What you need to do => Copy the listing below in full and skip every picture.

[Entries from a dataset]
::::
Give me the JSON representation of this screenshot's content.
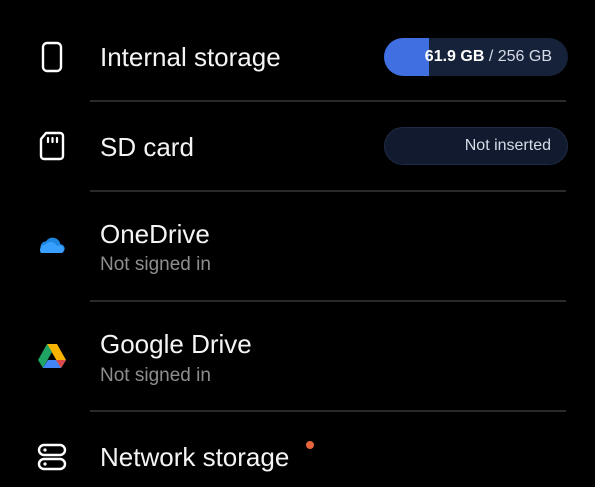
{
  "storage": {
    "internal": {
      "title": "Internal storage",
      "used": "61.9 GB",
      "separator": " / ",
      "total": "256 GB",
      "used_fraction": 0.242,
      "icon": "phone-icon"
    },
    "sd_card": {
      "title": "SD card",
      "status": "Not inserted",
      "icon": "sd-card-icon"
    },
    "onedrive": {
      "title": "OneDrive",
      "subtitle": "Not signed in",
      "icon": "onedrive-icon"
    },
    "google_drive": {
      "title": "Google Drive",
      "subtitle": "Not signed in",
      "icon": "google-drive-icon"
    },
    "network": {
      "title": "Network storage",
      "icon": "network-storage-icon",
      "badge_color": "#e8643c"
    }
  },
  "colors": {
    "background": "#000000",
    "accent": "#3f6fe0",
    "pill_track": "#16223a"
  }
}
::::
Result below =>
Give me the JSON representation of this screenshot's content.
{
  "storage": {
    "internal": {
      "title": "Internal storage",
      "used": "61.9 GB",
      "separator": " / ",
      "total": "256 GB",
      "used_fraction": 0.242,
      "icon": "phone-icon"
    },
    "sd_card": {
      "title": "SD card",
      "status": "Not inserted",
      "icon": "sd-card-icon"
    },
    "onedrive": {
      "title": "OneDrive",
      "subtitle": "Not signed in",
      "icon": "onedrive-icon"
    },
    "google_drive": {
      "title": "Google Drive",
      "subtitle": "Not signed in",
      "icon": "google-drive-icon"
    },
    "network": {
      "title": "Network storage",
      "icon": "network-storage-icon",
      "badge_color": "#e8643c"
    }
  },
  "colors": {
    "background": "#000000",
    "accent": "#3f6fe0",
    "pill_track": "#16223a"
  }
}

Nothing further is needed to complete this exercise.